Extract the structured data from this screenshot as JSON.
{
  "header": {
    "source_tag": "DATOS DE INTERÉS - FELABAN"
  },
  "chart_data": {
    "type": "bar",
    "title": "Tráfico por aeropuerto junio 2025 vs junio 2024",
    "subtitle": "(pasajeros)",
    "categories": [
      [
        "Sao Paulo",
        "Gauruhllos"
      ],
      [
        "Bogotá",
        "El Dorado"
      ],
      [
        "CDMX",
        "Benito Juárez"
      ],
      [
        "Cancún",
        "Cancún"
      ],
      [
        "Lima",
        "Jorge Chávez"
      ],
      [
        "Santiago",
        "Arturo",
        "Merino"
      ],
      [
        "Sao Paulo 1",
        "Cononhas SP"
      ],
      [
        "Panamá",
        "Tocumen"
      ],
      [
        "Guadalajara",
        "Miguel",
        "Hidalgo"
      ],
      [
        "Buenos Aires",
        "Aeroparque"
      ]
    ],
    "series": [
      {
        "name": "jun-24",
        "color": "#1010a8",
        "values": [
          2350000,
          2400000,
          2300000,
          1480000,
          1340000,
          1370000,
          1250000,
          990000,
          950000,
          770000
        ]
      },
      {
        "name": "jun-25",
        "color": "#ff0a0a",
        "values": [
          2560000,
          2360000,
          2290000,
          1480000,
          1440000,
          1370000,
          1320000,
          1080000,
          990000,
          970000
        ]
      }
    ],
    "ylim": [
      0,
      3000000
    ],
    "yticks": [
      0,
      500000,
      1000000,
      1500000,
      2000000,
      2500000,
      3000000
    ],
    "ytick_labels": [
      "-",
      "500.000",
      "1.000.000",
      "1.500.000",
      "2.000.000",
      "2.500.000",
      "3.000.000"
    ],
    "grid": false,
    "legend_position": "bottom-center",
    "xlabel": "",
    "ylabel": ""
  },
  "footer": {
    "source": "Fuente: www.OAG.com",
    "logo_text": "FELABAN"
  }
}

**GIVEN EXERCISE:**
Write out the whole listing exactly.

**EXERCISE RESPONSE:**
Extract the structured data from this screenshot as JSON.
{
  "header": {
    "source_tag": "DATOS DE INTERÉS - FELABAN"
  },
  "chart_data": {
    "type": "bar",
    "title": "Tráfico por aeropuerto junio 2025 vs junio 2024",
    "subtitle": "(pasajeros)",
    "categories": [
      [
        "Sao Paulo",
        "Gauruhllos"
      ],
      [
        "Bogotá",
        "El Dorado"
      ],
      [
        "CDMX",
        "Benito Juárez"
      ],
      [
        "Cancún",
        "Cancún"
      ],
      [
        "Lima",
        "Jorge Chávez"
      ],
      [
        "Santiago",
        "Arturo",
        "Merino"
      ],
      [
        "Sao Paulo 1",
        "Cononhas SP"
      ],
      [
        "Panamá",
        "Tocumen"
      ],
      [
        "Guadalajara",
        "Miguel",
        "Hidalgo"
      ],
      [
        "Buenos Aires",
        "Aeroparque"
      ]
    ],
    "series": [
      {
        "name": "jun-24",
        "color": "#1010a8",
        "values": [
          2350000,
          2400000,
          2300000,
          1480000,
          1340000,
          1370000,
          1250000,
          990000,
          950000,
          770000
        ]
      },
      {
        "name": "jun-25",
        "color": "#ff0a0a",
        "values": [
          2560000,
          2360000,
          2290000,
          1480000,
          1440000,
          1370000,
          1320000,
          1080000,
          990000,
          970000
        ]
      }
    ],
    "ylim": [
      0,
      3000000
    ],
    "yticks": [
      0,
      500000,
      1000000,
      1500000,
      2000000,
      2500000,
      3000000
    ],
    "ytick_labels": [
      "-",
      "500.000",
      "1.000.000",
      "1.500.000",
      "2.000.000",
      "2.500.000",
      "3.000.000"
    ],
    "grid": false,
    "legend_position": "bottom-center",
    "xlabel": "",
    "ylabel": ""
  },
  "footer": {
    "source": "Fuente: www.OAG.com",
    "logo_text": "FELABAN"
  }
}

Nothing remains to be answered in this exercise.